## To be done:
Could you quote every line of the listing below word for word?

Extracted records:
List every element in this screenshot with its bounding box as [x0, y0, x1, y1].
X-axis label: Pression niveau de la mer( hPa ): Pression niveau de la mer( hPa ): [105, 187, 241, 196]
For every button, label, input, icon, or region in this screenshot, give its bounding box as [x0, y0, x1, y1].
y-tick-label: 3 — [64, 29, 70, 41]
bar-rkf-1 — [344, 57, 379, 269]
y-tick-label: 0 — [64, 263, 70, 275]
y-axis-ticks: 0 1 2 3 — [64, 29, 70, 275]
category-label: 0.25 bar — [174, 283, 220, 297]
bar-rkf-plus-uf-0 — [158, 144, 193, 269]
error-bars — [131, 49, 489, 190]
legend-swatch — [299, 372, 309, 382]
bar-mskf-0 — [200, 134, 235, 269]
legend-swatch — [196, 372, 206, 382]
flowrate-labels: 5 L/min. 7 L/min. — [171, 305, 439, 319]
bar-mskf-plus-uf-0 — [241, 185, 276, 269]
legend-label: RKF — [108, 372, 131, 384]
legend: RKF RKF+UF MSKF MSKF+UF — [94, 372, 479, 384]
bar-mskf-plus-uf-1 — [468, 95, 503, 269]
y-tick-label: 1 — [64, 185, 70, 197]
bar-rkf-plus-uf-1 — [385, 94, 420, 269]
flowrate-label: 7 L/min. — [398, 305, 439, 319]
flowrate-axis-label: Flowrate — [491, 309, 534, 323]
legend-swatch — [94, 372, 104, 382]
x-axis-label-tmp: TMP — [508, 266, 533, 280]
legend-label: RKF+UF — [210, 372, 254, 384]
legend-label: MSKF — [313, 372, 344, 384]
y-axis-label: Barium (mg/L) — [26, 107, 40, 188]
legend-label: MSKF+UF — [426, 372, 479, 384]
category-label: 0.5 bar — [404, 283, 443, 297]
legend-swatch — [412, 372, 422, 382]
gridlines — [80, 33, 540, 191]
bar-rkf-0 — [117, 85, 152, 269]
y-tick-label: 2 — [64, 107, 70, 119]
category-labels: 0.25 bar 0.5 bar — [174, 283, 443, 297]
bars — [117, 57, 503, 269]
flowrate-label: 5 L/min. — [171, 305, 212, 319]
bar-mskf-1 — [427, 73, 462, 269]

## Result of the exercise:
List every element in this screenshot with its bounding box as [x0, y0, x1, y1].
X-axis label: Pression niveau de la mer( hPa ): Pression niveau de la mer( hPa ): [105, 187, 241, 196]
For every button, label, input, icon, or region in this screenshot, give its bounding box as [x0, y0, x1, y1].
y-tick-label: 3 — [64, 29, 70, 41]
bar-rkf-1 — [344, 57, 379, 269]
y-tick-label: 0 — [64, 263, 70, 275]
y-axis-ticks: 0 1 2 3 — [64, 29, 70, 275]
category-label: 0.25 bar — [174, 283, 220, 297]
bar-rkf-plus-uf-0 — [158, 144, 193, 269]
error-bars — [131, 49, 489, 190]
legend-swatch — [299, 372, 309, 382]
bar-mskf-0 — [200, 134, 235, 269]
legend-swatch — [196, 372, 206, 382]
flowrate-labels: 5 L/min. 7 L/min. — [171, 305, 439, 319]
bar-mskf-plus-uf-0 — [241, 185, 276, 269]
legend-label: RKF — [108, 372, 131, 384]
legend: RKF RKF+UF MSKF MSKF+UF — [94, 372, 479, 384]
bar-mskf-plus-uf-1 — [468, 95, 503, 269]
y-tick-label: 1 — [64, 185, 70, 197]
bar-rkf-plus-uf-1 — [385, 94, 420, 269]
flowrate-label: 7 L/min. — [398, 305, 439, 319]
flowrate-axis-label: Flowrate — [491, 309, 534, 323]
legend-swatch — [94, 372, 104, 382]
x-axis-label-tmp: TMP — [508, 266, 533, 280]
legend-label: RKF+UF — [210, 372, 254, 384]
legend-label: MSKF — [313, 372, 344, 384]
y-axis-label: Barium (mg/L) — [26, 107, 40, 188]
legend-label: MSKF+UF — [426, 372, 479, 384]
category-label: 0.5 bar — [404, 283, 443, 297]
legend-swatch — [412, 372, 422, 382]
gridlines — [80, 33, 540, 191]
bar-rkf-0 — [117, 85, 152, 269]
y-tick-label: 2 — [64, 107, 70, 119]
category-labels: 0.25 bar 0.5 bar — [174, 283, 443, 297]
bars — [117, 57, 503, 269]
flowrate-label: 5 L/min. — [171, 305, 212, 319]
bar-mskf-1 — [427, 73, 462, 269]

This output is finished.